[SET PROBLEM] Read the listing below and copy out every line that holds "JSON".

Structured figure records
◇ ◇ ◇ ◇
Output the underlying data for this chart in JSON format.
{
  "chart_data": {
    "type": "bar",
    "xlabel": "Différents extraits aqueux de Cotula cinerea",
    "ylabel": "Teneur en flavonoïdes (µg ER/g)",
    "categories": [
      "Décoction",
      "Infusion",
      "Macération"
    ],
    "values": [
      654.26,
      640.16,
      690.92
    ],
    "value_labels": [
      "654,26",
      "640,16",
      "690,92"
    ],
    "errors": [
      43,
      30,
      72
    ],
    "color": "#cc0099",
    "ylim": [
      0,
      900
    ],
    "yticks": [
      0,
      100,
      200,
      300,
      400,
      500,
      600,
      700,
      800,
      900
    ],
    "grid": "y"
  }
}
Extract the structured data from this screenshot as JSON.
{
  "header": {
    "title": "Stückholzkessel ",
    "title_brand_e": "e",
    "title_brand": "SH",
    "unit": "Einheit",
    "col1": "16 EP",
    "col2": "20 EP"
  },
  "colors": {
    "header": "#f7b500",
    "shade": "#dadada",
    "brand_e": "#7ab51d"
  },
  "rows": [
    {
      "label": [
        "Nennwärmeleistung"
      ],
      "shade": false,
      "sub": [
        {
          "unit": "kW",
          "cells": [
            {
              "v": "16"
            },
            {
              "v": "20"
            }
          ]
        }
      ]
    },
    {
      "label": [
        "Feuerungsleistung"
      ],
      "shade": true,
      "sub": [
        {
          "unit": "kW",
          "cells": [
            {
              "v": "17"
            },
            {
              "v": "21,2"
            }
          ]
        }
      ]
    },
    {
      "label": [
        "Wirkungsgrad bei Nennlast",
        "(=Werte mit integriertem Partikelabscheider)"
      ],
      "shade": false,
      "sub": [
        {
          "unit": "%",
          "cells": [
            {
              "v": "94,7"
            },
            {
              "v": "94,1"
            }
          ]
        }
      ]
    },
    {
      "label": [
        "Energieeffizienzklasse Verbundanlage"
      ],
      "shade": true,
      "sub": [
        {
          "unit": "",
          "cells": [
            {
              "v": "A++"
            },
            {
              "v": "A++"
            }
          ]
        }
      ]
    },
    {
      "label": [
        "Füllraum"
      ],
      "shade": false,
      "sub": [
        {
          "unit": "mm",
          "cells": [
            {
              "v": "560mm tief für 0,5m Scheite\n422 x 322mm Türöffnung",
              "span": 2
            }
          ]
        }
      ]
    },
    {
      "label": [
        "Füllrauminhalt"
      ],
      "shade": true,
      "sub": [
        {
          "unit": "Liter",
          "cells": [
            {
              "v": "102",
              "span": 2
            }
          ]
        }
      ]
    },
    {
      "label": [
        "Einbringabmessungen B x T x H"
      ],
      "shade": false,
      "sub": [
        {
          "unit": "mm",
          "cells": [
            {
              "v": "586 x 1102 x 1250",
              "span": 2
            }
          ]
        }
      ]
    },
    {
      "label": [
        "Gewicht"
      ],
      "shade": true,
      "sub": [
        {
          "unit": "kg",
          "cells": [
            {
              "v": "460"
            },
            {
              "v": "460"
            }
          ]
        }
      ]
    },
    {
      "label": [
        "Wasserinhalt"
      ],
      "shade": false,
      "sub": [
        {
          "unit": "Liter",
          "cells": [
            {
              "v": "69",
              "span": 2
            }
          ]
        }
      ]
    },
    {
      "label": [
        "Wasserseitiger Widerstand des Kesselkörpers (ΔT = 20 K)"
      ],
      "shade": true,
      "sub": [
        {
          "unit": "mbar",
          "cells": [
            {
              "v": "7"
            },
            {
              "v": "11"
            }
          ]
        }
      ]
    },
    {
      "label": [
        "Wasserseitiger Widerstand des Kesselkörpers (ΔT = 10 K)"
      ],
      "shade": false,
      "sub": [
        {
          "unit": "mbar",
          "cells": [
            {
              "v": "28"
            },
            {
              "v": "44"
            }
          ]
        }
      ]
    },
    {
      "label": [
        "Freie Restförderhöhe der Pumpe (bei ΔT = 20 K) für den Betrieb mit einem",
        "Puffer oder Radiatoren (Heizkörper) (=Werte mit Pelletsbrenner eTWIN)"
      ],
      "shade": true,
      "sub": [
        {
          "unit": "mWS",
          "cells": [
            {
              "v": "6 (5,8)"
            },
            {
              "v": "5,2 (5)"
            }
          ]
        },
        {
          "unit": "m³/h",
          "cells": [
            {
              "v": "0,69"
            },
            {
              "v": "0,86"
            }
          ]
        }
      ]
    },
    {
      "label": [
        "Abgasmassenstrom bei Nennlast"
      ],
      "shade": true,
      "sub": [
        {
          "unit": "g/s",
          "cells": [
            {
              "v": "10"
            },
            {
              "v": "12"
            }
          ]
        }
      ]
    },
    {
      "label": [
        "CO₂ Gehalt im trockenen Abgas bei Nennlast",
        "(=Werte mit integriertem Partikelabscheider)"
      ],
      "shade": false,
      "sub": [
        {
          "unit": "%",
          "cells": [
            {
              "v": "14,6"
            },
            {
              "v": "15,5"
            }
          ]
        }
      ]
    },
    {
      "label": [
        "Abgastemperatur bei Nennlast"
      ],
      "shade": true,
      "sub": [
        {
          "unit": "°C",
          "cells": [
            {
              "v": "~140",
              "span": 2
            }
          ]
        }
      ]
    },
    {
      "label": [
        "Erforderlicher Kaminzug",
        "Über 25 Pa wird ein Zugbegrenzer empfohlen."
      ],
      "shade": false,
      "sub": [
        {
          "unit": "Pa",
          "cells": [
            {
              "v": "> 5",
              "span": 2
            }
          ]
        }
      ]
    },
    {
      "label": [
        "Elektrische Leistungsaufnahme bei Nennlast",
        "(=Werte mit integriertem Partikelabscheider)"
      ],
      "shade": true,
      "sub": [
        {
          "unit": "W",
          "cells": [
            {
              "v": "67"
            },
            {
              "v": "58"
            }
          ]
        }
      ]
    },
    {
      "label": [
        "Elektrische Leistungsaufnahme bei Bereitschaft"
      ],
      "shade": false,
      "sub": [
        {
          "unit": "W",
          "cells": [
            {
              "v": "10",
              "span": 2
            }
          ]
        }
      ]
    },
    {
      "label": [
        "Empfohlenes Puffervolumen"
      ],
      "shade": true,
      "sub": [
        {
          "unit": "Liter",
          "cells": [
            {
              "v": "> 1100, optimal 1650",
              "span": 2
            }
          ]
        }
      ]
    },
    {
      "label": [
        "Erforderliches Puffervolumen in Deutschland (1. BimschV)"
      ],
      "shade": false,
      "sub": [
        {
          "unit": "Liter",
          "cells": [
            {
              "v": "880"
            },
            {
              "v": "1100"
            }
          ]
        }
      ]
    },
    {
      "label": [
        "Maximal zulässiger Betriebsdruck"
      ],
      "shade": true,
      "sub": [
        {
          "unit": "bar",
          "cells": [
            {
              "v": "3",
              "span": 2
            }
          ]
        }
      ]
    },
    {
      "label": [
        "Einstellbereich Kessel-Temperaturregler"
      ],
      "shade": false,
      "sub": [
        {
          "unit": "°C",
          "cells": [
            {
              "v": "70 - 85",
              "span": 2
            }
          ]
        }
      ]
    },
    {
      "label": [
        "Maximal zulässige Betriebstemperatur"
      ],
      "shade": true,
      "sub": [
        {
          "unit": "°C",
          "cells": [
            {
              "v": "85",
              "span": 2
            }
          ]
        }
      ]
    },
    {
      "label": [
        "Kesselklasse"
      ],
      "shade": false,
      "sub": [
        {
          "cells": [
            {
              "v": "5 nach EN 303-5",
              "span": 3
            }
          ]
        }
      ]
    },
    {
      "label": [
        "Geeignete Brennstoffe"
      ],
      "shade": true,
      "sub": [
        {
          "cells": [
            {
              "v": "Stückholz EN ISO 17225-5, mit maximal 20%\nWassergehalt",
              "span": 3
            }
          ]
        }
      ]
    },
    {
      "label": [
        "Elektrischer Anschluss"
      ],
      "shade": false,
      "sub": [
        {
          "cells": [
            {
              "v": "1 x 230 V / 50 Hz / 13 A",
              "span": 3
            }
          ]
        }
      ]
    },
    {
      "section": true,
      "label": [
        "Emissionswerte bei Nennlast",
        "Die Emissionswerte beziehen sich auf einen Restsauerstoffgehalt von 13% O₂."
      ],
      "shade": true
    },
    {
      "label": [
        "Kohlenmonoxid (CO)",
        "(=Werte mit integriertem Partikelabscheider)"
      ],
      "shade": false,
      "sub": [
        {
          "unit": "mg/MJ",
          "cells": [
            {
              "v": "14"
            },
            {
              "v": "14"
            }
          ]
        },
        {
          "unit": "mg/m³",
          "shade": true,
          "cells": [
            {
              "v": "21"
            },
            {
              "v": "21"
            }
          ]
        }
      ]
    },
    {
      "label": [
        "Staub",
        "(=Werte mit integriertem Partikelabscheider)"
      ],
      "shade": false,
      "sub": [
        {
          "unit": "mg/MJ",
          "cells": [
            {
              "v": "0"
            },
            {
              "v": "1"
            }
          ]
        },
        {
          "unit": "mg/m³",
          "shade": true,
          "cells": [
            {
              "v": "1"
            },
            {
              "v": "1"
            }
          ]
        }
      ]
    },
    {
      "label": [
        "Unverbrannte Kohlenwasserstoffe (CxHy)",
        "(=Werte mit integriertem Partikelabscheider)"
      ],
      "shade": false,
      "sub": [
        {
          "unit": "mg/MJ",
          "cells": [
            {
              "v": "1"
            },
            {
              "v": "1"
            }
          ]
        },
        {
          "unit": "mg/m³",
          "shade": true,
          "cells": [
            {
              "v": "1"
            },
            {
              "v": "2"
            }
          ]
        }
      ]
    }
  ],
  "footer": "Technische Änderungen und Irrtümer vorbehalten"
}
◇ ◇ ◇ ◇
[RESPONSE BELOW]
Output the underlying data for this chart in JSON format.
Extract the structured data from this screenshot as JSON.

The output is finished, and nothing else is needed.